• _REQUEST_:
Every record must be repeated exactly, with no omission.
═══ DATA SUPPLIED
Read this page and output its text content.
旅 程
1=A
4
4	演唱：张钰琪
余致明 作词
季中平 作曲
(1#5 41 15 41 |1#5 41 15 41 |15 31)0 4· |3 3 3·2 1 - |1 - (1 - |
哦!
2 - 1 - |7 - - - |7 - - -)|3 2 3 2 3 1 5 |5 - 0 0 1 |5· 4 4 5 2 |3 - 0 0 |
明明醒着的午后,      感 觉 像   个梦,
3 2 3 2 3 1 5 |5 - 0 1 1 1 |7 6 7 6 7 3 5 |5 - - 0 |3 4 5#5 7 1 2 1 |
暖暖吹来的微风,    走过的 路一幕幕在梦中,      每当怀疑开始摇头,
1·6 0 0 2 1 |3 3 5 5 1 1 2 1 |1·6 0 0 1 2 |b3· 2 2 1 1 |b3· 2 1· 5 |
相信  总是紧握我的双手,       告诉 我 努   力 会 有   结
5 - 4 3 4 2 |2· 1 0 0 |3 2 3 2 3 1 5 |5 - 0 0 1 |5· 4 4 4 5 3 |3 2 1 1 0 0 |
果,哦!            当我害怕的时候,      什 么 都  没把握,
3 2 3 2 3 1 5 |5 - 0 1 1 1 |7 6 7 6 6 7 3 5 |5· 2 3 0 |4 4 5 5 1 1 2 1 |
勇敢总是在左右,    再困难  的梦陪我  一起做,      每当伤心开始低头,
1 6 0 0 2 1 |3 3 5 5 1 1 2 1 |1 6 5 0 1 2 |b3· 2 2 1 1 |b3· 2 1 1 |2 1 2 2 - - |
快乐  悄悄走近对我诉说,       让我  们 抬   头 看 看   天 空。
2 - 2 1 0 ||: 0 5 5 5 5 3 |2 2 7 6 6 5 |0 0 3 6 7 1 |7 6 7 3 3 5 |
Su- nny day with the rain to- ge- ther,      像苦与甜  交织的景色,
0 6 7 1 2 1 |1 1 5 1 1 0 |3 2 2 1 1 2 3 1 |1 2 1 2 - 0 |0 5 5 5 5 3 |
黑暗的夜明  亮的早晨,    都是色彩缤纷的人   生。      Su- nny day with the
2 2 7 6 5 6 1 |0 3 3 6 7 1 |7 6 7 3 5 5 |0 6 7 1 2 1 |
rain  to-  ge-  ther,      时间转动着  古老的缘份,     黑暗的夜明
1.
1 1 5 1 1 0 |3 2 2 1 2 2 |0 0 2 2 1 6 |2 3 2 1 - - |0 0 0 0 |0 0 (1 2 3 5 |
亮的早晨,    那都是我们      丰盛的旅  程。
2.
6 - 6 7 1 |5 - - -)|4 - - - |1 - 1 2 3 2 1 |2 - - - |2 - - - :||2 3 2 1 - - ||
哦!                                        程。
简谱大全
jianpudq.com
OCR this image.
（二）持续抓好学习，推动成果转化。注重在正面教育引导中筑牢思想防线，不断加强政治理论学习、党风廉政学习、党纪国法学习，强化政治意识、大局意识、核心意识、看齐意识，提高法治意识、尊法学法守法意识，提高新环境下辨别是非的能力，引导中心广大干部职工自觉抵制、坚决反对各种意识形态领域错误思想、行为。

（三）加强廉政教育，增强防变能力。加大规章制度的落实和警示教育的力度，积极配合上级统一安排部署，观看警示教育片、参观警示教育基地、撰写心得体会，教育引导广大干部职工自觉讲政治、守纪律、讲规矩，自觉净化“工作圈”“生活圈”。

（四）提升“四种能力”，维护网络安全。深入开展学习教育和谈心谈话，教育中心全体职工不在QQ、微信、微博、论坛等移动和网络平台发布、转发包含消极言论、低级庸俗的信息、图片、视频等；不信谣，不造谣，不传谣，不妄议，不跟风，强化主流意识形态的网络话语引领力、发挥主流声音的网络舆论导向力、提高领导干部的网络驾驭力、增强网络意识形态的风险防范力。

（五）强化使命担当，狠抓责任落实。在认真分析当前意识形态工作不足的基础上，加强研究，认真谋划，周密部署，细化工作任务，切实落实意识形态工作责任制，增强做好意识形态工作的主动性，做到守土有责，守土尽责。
══════
• _RESULT OF THE EXERCISE_:
Read this page and output its text content.
旅 程
1=A
4
4	演唱：张钰琪
余致明 作词
季中平 作曲
(1#5 41 15 41 |1#5 41 15 41 |15 31)0 4· |3 3 3·2 1 - |1 - (1 - |
哦!
2 - 1 - |7 - - - |7 - - -)|3 2 3 2 3 1 5 |5 - 0 0 1 |5· 4 4 5 2 |3 - 0 0 |
明明醒着的午后,      感 觉 像   个梦,
3 2 3 2 3 1 5 |5 - 0 1 1 1 |7 6 7 6 7 3 5 |5 - - 0 |3 4 5#5 7 1 2 1 |
暖暖吹来的微风,    走过的 路一幕幕在梦中,      每当怀疑开始摇头,
1·6 0 0 2 1 |3 3 5 5 1 1 2 1 |1·6 0 0 1 2 |b3· 2 2 1 1 |b3· 2 1· 5 |
相信  总是紧握我的双手,       告诉 我 努   力 会 有   结
5 - 4 3 4 2 |2· 1 0 0 |3 2 3 2 3 1 5 |5 - 0 0 1 |5· 4 4 4 5 3 |3 2 1 1 0 0 |
果,哦!            当我害怕的时候,      什 么 都  没把握,
3 2 3 2 3 1 5 |5 - 0 1 1 1 |7 6 7 6 6 7 3 5 |5· 2 3 0 |4 4 5 5 1 1 2 1 |
勇敢总是在左右,    再困难  的梦陪我  一起做,      每当伤心开始低头,
1 6 0 0 2 1 |3 3 5 5 1 1 2 1 |1 6 5 0 1 2 |b3· 2 2 1 1 |b3· 2 1 1 |2 1 2 2 - - |
快乐  悄悄走近对我诉说,       让我  们 抬   头 看 看   天 空。
2 - 2 1 0 ||: 0 5 5 5 5 3 |2 2 7 6 6 5 |0 0 3 6 7 1 |7 6 7 3 3 5 |
Su- nny day with the rain to- ge- ther,      像苦与甜  交织的景色,
0 6 7 1 2 1 |1 1 5 1 1 0 |3 2 2 1 1 2 3 1 |1 2 1 2 - 0 |0 5 5 5 5 3 |
黑暗的夜明  亮的早晨,    都是色彩缤纷的人   生。      Su- nny day with the
2 2 7 6 5 6 1 |0 3 3 6 7 1 |7 6 7 3 5 5 |0 6 7 1 2 1 |
rain  to-  ge-  ther,      时间转动着  古老的缘份,     黑暗的夜明
1.
1 1 5 1 1 0 |3 2 2 1 2 2 |0 0 2 2 1 6 |2 3 2 1 - - |0 0 0 0 |0 0 (1 2 3 5 |
亮的早晨,    那都是我们      丰盛的旅  程。
2.
6 - 6 7 1 |5 - - -)|4 - - - |1 - 1 2 3 2 1 |2 - - - |2 - - - :||2 3 2 1 - - ||
哦!                                        程。
简谱大全
jianpudq.com
OCR this image.
（二）持续抓好学习，推动成果转化。注重在正面教育引导中筑牢思想防线，不断加强政治理论学习、党风廉政学习、党纪国法学习，强化政治意识、大局意识、核心意识、看齐意识，提高法治意识、尊法学法守法意识，提高新环境下辨别是非的能力，引导中心广大干部职工自觉抵制、坚决反对各种意识形态领域错误思想、行为。

（三）加强廉政教育，增强防变能力。加大规章制度的落实和警示教育的力度，积极配合上级统一安排部署，观看警示教育片、参观警示教育基地、撰写心得体会，教育引导广大干部职工自觉讲政治、守纪律、讲规矩，自觉净化“工作圈”“生活圈”。

（四）提升“四种能力”，维护网络安全。深入开展学习教育和谈心谈话，教育中心全体职工不在QQ、微信、微博、论坛等移动和网络平台发布、转发包含消极言论、低级庸俗的信息、图片、视频等；不信谣，不造谣，不传谣，不妄议，不跟风，强化主流意识形态的网络话语引领力、发挥主流声音的网络舆论导向力、提高领导干部的网络驾驭力、增强网络意识形态的风险防范力。

（五）强化使命担当，狠抓责任落实。在认真分析当前意识形态工作不足的基础上，加强研究，认真谋划，周密部署，细化工作任务，切实落实意识形态工作责任制，增强做好意识形态工作的主动性，做到守土有责，守土尽责。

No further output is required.